▶ [Problem statement]: Determine which lines contain the word "BHIST", then copy those lines.

▶ [Listed entries]:
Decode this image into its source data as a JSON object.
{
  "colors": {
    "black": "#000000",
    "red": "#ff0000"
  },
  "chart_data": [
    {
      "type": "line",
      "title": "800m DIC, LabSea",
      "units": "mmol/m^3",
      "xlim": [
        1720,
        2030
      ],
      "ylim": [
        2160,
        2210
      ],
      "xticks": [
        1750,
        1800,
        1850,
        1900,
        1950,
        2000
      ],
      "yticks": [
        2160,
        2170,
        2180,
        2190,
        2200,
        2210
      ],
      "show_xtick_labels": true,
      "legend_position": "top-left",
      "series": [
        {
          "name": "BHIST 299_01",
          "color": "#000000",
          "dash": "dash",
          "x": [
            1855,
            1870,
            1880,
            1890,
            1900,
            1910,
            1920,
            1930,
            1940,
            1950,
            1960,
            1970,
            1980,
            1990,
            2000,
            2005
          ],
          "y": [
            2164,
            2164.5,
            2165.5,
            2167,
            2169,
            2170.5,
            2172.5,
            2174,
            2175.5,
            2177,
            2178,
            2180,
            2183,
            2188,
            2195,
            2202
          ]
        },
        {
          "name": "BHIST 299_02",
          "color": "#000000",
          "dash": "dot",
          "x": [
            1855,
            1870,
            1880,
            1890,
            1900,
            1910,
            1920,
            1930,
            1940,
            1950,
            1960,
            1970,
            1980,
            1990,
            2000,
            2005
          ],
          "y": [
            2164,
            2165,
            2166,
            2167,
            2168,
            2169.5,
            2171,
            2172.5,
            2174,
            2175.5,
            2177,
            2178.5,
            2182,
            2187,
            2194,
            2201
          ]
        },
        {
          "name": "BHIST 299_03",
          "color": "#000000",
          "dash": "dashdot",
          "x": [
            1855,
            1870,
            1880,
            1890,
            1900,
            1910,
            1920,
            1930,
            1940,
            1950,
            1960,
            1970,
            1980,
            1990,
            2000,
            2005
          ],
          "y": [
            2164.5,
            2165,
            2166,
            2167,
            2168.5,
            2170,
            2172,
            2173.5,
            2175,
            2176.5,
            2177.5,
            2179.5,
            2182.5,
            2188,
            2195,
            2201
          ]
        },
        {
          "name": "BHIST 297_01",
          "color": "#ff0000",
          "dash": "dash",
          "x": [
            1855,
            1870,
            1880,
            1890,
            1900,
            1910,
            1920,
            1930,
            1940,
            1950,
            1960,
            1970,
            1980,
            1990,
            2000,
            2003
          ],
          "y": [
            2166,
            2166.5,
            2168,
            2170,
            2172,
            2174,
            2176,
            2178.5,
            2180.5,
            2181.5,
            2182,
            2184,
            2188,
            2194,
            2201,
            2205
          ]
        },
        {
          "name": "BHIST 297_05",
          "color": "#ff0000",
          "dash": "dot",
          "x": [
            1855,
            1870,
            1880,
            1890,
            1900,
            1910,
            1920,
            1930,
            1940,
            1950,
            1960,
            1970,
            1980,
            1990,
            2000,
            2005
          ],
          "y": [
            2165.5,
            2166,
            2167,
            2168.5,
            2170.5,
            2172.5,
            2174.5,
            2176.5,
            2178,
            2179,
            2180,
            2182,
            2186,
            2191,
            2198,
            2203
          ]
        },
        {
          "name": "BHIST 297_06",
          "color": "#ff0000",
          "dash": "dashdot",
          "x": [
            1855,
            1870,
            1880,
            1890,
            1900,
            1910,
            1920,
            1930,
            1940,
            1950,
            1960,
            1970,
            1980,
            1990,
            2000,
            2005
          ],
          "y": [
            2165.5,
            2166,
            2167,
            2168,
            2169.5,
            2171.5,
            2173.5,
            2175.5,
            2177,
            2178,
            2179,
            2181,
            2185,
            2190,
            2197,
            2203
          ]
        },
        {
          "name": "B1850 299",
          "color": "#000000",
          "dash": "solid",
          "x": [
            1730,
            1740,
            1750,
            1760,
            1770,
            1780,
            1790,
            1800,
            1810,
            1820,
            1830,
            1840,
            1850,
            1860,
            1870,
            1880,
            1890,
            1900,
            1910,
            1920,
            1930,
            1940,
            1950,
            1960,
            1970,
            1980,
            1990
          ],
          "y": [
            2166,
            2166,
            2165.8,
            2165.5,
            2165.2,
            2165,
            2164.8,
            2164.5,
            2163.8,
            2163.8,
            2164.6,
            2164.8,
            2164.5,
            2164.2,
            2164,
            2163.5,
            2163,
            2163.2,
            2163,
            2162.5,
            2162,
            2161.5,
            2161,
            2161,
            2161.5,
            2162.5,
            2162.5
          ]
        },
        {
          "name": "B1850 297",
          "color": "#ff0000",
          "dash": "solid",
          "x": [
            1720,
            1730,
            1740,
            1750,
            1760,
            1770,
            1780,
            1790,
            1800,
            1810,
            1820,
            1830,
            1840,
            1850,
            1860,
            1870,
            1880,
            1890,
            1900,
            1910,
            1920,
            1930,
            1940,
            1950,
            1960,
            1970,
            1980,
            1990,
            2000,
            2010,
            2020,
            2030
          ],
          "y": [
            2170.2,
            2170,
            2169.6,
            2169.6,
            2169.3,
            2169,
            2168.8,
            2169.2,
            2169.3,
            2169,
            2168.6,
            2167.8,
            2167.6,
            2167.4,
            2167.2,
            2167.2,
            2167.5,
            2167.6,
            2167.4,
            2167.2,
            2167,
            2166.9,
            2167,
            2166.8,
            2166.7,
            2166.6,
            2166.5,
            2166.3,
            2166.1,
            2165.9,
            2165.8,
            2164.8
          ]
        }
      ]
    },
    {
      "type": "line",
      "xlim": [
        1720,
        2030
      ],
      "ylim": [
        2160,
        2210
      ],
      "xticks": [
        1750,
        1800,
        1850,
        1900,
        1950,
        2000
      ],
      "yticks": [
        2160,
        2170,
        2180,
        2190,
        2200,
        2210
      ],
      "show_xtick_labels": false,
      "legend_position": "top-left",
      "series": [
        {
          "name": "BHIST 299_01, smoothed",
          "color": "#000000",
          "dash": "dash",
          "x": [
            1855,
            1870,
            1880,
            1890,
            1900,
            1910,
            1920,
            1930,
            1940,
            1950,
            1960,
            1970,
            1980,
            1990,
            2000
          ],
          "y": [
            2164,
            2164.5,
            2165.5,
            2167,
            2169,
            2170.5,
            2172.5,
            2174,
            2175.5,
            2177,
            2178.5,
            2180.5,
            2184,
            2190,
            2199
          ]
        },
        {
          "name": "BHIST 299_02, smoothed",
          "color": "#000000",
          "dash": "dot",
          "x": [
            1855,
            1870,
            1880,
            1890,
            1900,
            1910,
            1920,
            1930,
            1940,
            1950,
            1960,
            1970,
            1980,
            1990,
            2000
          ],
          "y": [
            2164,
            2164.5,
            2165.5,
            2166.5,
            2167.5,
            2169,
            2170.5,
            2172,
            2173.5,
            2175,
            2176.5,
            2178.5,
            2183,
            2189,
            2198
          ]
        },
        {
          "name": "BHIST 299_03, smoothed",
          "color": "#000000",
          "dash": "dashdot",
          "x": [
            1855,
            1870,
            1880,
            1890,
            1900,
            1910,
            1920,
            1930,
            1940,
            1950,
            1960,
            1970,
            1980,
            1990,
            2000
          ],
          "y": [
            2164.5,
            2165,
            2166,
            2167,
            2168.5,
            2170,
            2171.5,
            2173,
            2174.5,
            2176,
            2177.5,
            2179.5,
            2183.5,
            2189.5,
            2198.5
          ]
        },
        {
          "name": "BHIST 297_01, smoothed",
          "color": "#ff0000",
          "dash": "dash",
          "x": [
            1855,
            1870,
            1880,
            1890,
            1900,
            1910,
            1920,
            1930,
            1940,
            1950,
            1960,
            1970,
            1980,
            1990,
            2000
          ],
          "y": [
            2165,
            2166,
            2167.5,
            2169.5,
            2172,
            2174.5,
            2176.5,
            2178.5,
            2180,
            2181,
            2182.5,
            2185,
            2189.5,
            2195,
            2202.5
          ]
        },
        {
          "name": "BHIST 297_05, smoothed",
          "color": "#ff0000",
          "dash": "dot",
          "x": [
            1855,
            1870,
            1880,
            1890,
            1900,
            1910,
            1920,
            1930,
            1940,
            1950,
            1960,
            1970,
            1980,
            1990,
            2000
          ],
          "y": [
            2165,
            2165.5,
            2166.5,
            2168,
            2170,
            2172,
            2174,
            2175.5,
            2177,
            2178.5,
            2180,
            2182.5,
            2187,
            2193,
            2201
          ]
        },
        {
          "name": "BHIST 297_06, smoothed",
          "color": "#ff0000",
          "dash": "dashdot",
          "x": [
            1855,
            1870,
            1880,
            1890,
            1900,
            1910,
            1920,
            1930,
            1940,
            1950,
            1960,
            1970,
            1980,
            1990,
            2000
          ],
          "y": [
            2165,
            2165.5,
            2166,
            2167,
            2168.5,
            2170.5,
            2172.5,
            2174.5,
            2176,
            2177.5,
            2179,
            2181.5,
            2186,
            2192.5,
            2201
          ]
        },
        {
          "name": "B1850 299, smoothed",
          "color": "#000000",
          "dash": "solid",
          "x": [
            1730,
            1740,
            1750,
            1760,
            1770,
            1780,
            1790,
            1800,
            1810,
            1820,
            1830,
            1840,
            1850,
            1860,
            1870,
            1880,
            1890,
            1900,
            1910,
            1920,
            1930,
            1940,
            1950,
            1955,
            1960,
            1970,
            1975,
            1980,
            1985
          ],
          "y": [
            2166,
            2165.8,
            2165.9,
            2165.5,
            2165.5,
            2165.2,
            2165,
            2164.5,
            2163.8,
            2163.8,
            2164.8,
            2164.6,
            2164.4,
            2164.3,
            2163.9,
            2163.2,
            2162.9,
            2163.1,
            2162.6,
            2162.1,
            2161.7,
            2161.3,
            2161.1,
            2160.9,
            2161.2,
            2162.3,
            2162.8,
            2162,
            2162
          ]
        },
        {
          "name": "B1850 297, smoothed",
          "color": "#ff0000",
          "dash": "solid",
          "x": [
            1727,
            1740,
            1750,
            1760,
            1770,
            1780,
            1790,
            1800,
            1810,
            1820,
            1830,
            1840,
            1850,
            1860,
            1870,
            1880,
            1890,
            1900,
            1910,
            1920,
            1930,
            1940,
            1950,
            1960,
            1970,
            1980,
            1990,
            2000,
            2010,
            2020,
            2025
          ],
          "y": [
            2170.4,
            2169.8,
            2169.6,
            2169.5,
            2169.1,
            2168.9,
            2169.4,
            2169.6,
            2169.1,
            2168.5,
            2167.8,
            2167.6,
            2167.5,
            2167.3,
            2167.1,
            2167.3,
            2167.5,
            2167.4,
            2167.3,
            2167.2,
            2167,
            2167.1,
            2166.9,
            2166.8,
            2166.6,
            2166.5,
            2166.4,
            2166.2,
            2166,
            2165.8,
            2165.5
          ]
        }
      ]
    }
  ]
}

▶ [Expected answer]:
          "name": "BHIST 299_01",
          "name": "BHIST 299_02",
          "name": "BHIST 299_03",
          "name": "BHIST 297_01",
          "name": "BHIST 297_05",
          "name": "BHIST 297_06",
          "name": "BHIST 299_01, smoothed",
          "name": "BHIST 299_02, smoothed",
          "name": "BHIST 299_03, smoothed",
          "name": "BHIST 297_01, smoothed",
          "name": "BHIST 297_05, smoothed",
          "name": "BHIST 297_06, smoothed",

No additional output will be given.